PROBLEM DESCRIPTION: Go through the listing and set it down exactly, leaving out its pictures.

■ ■ ■

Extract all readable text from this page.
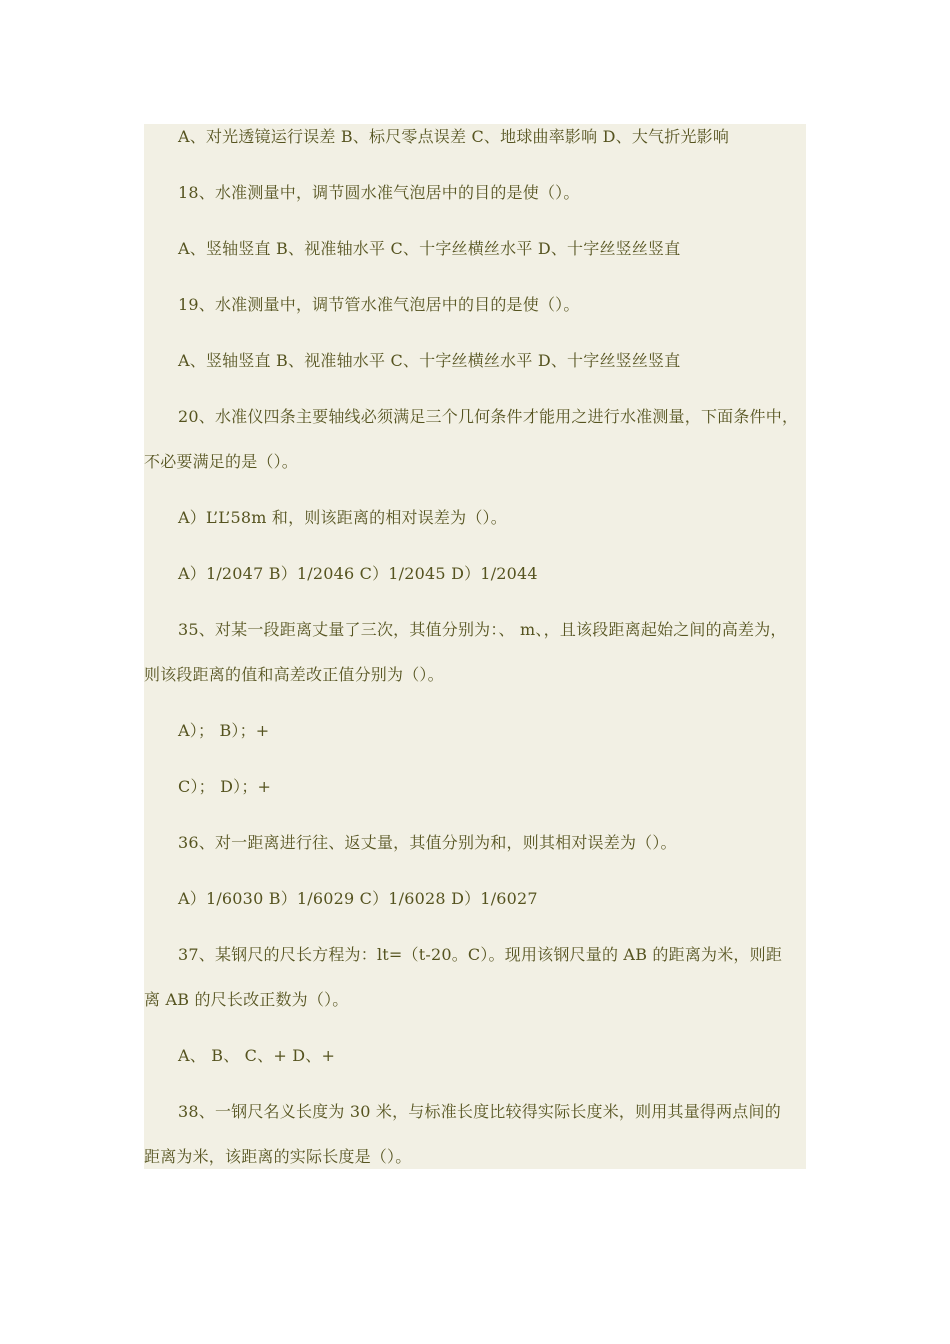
A、对光透镜运行误差 B、标尺零点误差 C、地球曲率影响 D、大气折光影响
18、水准测量中，调节圆水准气泡居中的目的是使（）。
A、竖轴竖直 B、视准轴水平 C、十字丝横丝水平 D、十字丝竖丝竖直
19、水准测量中，调节管水准气泡居中的目的是使（）。
A、竖轴竖直 B、视准轴水平 C、十字丝横丝水平 D、十字丝竖丝竖直
20、水准仪四条主要轴线必须满足三个几何条件才能用之进行水准测量，下面条件中，
不必要满足的是（）。
A）L’L’58m 和，则该距离的相对误差为（）。
A）1/2047 B）1/2046 C）1/2045 D）1/2044
35、对某一段距离丈量了三次，其值分别为：、 m、，且该段距离起始之间的高差为，
则该段距离的值和高差改正值分别为（）。
A）； B）；+
C）； D）；+
36、对一距离进行往、返丈量，其值分别为和，则其相对误差为（）。
A）1/6030 B）1/6029 C）1/6028 D）1/6027
37、某钢尺的尺长方程为：lt=（t-20。C）。现用该钢尺量的 AB 的距离为米，则距
离 AB 的尺长改正数为（）。
A、 B、 C、+ D、+
38、一钢尺名义长度为 30 米，与标准长度比较得实际长度米，则用其量得两点间的
距离为米，该距离的实际长度是（）。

■ ■ ■

EXPECTED ANSWER:
Extract all readable text from this page.
A、对光透镜运行误差 B、标尺零点误差 C、地球曲率影响 D、大气折光影响
18、水准测量中，调节圆水准气泡居中的目的是使（）。
A、竖轴竖直 B、视准轴水平 C、十字丝横丝水平 D、十字丝竖丝竖直
19、水准测量中，调节管水准气泡居中的目的是使（）。
A、竖轴竖直 B、视准轴水平 C、十字丝横丝水平 D、十字丝竖丝竖直
20、水准仪四条主要轴线必须满足三个几何条件才能用之进行水准测量，下面条件中，
不必要满足的是（）。
A）L’L’58m 和，则该距离的相对误差为（）。
A）1/2047 B）1/2046 C）1/2045 D）1/2044
35、对某一段距离丈量了三次，其值分别为：、 m、，且该段距离起始之间的高差为，
则该段距离的值和高差改正值分别为（）。
A）； B）；+
C）； D）；+
36、对一距离进行往、返丈量，其值分别为和，则其相对误差为（）。
A）1/6030 B）1/6029 C）1/6028 D）1/6027
37、某钢尺的尺长方程为：lt=（t-20。C）。现用该钢尺量的 AB 的距离为米，则距
离 AB 的尺长改正数为（）。
A、 B、 C、+ D、+
38、一钢尺名义长度为 30 米，与标准长度比较得实际长度米，则用其量得两点间的
距离为米，该距离的实际长度是（）。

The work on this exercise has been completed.